Given task:
List each line holding the string "Suitable".

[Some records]
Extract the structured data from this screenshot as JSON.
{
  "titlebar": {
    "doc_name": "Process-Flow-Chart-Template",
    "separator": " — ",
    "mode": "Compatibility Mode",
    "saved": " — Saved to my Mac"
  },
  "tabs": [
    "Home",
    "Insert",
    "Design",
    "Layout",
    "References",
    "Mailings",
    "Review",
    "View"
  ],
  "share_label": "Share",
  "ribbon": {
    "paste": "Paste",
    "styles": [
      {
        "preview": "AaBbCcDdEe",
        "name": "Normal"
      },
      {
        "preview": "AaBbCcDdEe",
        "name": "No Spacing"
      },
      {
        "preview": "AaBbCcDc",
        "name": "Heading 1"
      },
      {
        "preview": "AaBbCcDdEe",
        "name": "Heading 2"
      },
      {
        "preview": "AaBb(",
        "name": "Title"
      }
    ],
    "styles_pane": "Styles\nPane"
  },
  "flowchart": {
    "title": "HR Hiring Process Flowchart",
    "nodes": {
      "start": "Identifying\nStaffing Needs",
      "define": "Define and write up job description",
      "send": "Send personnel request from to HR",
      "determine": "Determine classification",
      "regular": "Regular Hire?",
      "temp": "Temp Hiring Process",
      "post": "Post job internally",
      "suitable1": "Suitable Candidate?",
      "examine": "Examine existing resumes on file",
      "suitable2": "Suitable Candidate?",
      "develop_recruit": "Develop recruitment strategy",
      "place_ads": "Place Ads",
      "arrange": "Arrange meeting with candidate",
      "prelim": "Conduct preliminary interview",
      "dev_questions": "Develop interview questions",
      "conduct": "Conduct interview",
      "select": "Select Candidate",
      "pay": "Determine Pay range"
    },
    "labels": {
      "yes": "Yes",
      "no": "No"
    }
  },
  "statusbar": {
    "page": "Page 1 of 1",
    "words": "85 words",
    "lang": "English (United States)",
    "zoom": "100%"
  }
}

* * *

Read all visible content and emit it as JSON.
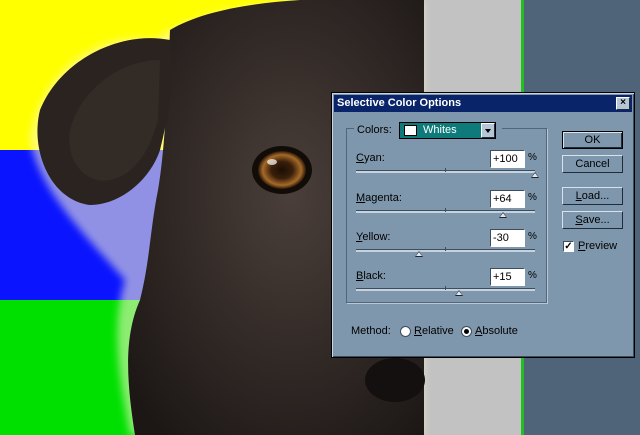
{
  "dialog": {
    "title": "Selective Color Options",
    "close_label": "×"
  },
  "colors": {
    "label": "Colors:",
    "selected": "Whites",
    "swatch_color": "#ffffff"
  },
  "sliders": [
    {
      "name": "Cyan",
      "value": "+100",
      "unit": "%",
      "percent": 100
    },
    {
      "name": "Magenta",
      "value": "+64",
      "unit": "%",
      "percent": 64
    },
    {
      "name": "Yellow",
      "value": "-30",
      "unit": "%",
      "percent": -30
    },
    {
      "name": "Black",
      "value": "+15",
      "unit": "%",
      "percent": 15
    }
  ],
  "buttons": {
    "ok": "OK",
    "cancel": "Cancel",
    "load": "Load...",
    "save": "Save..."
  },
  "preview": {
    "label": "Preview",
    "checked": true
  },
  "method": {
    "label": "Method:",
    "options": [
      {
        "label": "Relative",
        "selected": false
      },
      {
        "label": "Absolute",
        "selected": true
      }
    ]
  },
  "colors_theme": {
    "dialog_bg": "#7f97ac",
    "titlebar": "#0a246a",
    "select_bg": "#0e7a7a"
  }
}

==

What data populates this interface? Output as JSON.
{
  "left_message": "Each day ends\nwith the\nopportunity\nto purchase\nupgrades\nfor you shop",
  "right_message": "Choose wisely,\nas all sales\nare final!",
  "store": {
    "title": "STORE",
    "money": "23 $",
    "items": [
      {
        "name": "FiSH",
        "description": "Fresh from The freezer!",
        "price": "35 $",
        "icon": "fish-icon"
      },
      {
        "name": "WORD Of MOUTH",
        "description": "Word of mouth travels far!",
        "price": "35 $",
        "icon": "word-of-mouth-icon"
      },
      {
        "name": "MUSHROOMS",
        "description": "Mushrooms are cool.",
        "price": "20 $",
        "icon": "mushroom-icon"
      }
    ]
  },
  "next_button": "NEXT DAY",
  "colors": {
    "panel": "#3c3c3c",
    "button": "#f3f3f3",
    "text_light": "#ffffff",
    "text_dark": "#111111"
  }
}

Result below:
      "suitable1": "Suitable Candidate?",
      "suitable2": "Suitable Candidate?",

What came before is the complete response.